● **Requirement**
Report all lines holding "usiku".

******

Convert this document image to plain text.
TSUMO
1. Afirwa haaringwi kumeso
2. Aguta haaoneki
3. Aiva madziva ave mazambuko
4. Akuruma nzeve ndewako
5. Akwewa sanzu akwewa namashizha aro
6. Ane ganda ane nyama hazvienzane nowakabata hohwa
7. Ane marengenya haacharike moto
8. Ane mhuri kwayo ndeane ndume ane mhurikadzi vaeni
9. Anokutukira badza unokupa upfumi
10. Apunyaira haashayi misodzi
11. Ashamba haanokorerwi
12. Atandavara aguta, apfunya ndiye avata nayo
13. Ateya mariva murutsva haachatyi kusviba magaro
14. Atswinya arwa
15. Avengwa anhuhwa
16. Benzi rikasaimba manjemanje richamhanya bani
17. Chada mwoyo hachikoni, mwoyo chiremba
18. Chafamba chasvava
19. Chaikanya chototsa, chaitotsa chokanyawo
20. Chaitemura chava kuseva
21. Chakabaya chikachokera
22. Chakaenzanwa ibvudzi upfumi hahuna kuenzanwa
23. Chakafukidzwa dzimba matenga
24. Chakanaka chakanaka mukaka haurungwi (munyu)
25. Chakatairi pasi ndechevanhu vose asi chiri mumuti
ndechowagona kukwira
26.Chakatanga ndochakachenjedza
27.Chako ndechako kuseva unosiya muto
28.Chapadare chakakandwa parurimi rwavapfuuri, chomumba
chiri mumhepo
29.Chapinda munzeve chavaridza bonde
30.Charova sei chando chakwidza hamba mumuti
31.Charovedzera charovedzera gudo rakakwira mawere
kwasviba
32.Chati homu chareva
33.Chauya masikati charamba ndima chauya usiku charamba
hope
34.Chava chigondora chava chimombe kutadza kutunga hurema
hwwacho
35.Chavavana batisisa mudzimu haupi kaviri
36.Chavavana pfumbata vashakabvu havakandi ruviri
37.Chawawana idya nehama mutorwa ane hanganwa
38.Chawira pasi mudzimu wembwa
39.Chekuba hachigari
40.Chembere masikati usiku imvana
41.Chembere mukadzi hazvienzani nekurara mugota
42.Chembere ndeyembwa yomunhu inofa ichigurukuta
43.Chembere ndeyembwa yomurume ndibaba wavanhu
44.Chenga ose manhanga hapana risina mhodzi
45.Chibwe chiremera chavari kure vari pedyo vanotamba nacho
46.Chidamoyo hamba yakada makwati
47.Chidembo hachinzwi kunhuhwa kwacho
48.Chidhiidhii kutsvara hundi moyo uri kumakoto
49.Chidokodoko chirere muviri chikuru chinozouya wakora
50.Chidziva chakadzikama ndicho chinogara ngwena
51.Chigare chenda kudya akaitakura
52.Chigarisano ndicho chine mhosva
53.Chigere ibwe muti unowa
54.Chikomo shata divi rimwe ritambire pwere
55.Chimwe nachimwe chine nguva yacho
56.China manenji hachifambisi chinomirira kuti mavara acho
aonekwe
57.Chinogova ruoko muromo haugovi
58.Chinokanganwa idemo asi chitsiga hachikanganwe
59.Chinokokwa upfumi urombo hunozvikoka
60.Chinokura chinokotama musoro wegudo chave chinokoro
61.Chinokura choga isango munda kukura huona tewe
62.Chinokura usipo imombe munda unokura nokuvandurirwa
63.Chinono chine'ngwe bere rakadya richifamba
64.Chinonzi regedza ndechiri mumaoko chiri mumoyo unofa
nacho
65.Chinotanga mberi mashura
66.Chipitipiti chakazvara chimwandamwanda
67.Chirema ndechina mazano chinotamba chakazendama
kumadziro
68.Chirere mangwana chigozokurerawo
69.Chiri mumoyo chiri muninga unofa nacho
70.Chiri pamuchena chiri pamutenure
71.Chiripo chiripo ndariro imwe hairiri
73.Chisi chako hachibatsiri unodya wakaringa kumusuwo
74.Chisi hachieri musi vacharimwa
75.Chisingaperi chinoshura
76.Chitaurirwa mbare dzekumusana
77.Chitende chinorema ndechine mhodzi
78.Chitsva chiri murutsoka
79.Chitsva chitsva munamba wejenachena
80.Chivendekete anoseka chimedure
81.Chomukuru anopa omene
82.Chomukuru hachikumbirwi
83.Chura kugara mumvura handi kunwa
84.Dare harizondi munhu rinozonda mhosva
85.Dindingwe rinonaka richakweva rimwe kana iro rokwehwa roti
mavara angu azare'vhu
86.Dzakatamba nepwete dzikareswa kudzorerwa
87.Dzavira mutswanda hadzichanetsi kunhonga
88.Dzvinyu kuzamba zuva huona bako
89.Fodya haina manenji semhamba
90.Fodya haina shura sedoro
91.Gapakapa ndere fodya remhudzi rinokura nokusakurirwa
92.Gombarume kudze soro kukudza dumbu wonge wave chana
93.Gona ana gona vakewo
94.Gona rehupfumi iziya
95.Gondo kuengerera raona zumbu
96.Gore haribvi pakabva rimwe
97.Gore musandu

******

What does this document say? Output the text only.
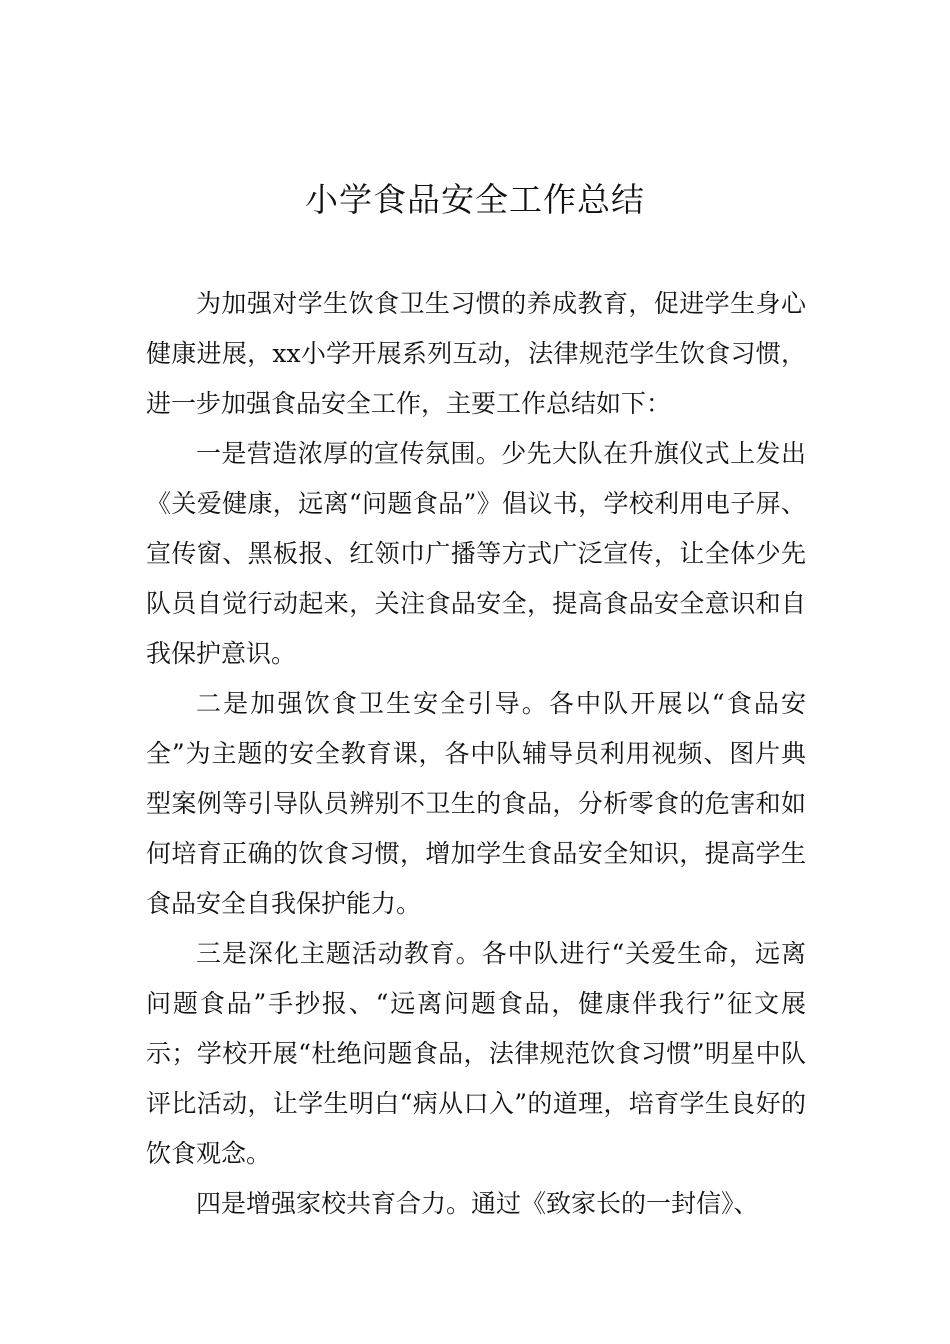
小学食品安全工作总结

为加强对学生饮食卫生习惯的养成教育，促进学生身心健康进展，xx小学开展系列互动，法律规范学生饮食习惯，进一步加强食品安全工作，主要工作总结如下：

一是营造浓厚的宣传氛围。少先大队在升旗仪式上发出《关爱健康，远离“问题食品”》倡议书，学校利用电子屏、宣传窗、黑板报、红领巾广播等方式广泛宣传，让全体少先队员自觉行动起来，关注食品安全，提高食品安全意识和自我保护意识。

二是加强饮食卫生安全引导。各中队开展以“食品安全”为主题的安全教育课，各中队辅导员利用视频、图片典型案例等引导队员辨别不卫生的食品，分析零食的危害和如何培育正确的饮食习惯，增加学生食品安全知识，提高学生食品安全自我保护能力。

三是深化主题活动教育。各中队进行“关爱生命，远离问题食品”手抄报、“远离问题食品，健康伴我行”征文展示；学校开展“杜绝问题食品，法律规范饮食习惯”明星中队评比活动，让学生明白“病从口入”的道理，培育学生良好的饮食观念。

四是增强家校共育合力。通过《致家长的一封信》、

******

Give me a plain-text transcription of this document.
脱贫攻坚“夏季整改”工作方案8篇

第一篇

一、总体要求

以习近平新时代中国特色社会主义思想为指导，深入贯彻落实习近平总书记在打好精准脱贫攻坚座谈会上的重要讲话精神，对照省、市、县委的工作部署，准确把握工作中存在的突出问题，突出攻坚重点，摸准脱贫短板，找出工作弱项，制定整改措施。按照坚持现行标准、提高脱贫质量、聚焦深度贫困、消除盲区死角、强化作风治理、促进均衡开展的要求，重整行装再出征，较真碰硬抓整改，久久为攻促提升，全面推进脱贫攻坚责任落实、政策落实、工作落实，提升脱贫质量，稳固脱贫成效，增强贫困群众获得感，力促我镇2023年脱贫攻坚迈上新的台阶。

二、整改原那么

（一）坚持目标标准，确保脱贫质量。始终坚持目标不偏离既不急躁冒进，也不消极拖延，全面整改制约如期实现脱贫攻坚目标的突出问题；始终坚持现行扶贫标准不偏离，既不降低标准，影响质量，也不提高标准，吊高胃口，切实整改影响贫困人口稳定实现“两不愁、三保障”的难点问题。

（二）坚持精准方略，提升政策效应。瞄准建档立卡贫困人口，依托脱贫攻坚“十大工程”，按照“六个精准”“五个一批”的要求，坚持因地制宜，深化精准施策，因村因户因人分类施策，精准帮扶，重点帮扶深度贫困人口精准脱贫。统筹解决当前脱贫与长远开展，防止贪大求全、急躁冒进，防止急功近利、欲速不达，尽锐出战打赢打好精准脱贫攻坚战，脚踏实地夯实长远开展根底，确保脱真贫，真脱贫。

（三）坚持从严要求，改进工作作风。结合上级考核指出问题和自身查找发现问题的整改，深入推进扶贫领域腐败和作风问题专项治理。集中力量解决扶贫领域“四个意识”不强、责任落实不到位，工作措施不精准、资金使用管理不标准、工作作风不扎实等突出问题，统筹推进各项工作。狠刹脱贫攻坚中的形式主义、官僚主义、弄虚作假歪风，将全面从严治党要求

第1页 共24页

******

● **Complete response**
33.Chauya masikati charamba ndima chauya usiku charamba
40.Chembere masikati usiku imvana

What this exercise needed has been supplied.